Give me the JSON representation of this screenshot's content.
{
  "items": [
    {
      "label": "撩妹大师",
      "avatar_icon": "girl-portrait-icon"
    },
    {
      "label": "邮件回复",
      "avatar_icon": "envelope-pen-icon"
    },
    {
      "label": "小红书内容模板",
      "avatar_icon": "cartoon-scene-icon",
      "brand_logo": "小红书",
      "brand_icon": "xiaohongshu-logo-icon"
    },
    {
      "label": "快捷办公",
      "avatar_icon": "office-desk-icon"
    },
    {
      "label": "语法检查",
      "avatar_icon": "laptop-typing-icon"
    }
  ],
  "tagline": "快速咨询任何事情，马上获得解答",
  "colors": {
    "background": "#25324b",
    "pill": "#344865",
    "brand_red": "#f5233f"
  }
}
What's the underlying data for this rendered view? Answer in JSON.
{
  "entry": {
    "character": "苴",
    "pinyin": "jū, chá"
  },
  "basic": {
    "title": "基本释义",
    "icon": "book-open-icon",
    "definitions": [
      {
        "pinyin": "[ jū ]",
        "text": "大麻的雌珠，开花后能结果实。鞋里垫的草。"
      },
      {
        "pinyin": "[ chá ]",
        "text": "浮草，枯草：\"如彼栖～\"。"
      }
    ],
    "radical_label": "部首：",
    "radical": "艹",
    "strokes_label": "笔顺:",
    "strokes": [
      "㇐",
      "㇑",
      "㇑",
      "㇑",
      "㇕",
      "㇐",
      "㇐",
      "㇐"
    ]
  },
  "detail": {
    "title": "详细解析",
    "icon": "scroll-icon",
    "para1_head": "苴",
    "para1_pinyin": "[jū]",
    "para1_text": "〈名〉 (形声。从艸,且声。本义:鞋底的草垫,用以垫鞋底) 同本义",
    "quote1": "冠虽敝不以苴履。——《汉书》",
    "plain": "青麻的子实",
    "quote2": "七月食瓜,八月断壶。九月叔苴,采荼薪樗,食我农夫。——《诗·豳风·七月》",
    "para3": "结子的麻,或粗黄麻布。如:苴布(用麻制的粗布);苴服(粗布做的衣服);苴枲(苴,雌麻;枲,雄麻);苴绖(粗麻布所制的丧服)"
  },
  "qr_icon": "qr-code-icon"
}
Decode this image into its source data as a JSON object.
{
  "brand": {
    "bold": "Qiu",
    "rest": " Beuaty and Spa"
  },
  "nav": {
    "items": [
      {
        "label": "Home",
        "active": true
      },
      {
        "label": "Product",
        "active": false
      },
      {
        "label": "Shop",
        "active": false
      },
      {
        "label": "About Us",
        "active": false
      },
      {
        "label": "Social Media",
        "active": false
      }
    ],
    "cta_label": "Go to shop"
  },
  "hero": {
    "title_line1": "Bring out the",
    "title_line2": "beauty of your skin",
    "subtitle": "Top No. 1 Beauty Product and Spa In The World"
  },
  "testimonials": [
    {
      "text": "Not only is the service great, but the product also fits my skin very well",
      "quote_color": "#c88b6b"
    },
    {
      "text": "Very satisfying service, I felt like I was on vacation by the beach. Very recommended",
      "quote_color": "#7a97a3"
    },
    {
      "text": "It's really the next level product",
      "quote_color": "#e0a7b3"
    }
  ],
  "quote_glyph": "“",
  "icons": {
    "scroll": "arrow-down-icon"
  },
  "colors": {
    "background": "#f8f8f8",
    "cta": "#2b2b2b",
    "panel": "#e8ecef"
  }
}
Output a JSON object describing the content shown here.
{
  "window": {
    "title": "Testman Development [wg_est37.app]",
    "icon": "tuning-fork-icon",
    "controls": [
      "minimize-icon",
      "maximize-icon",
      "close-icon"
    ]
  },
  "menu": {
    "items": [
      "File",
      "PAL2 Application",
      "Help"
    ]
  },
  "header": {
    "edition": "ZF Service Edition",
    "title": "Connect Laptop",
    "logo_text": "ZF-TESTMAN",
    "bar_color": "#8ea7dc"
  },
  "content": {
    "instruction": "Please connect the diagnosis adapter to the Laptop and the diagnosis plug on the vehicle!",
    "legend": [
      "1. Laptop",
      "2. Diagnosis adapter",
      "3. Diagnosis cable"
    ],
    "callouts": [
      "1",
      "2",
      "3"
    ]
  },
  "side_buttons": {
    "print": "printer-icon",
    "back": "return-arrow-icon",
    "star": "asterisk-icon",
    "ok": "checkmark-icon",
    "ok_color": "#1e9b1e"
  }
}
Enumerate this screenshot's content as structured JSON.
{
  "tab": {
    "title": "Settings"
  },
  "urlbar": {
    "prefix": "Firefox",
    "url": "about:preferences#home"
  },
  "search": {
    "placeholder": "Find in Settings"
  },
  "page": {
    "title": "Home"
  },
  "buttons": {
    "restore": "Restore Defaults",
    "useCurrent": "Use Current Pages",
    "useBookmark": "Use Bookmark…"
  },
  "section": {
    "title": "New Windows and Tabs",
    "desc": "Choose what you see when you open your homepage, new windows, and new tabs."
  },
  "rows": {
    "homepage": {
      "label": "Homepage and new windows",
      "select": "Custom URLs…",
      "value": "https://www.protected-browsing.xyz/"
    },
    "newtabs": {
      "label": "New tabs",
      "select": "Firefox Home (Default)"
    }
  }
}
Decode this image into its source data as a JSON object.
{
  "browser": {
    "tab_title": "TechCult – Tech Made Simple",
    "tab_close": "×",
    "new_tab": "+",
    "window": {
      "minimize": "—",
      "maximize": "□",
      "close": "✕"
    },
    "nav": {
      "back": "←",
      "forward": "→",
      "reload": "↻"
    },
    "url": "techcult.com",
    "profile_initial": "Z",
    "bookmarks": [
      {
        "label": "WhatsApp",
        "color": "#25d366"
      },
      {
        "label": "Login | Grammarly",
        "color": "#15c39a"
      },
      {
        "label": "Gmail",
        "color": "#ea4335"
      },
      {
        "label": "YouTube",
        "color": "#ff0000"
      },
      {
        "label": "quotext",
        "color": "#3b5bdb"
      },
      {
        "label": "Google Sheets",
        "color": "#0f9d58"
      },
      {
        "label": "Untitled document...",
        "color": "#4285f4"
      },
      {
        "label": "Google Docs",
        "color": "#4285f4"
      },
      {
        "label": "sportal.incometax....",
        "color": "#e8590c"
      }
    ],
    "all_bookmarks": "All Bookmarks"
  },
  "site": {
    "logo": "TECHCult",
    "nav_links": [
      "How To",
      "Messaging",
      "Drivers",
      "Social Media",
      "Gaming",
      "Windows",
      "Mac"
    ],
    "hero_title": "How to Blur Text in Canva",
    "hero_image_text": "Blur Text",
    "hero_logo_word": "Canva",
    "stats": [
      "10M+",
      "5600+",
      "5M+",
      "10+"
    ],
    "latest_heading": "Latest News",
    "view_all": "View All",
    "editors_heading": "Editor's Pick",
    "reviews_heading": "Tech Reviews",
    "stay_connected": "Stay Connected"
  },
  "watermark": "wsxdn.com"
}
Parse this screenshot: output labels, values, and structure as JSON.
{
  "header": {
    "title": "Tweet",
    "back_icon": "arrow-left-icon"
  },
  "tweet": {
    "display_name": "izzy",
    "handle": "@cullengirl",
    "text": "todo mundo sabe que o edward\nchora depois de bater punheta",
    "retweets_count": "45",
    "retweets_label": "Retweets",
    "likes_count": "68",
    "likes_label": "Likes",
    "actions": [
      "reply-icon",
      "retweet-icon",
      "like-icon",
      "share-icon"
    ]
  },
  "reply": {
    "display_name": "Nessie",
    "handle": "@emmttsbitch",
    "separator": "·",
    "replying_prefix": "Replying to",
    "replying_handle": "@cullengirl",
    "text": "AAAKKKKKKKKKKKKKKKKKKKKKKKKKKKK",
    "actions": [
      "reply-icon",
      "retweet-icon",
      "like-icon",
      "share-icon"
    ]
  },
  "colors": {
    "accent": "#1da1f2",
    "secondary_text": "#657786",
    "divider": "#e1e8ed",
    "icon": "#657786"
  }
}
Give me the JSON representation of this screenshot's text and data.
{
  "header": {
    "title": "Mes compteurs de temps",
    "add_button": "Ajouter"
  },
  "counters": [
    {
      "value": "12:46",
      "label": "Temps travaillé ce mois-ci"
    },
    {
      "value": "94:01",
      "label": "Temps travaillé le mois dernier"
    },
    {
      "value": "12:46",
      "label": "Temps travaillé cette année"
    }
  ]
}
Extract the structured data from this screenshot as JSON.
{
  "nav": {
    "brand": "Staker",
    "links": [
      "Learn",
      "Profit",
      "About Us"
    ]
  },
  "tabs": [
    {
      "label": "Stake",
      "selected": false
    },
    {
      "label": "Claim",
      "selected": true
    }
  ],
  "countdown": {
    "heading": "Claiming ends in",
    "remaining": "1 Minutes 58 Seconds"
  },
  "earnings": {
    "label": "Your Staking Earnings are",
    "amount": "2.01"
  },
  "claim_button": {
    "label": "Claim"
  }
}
──────
**WHAT NEEDS TO BE DONE**: Beginning at the line that holds "Extract the structured", write out word for word each line through the end of the records.

**FULL OUTPUT**:
Extract the structured data from this screenshot as JSON.
{
  "nav": {
    "brand": "Staker",
    "links": [
      "Learn",
      "Profit",
      "About Us"
    ]
  },
  "tabs": [
    {
      "label": "Stake",
      "selected": false
    },
    {
      "label": "Claim",
      "selected": true
    }
  ],
  "countdown": {
    "heading": "Claiming ends in",
    "remaining": "1 Minutes 58 Seconds"
  },
  "earnings": {
    "label": "Your Staking Earnings are",
    "amount": "2.01"
  },
  "claim_button": {
    "label": "Claim"
  }
}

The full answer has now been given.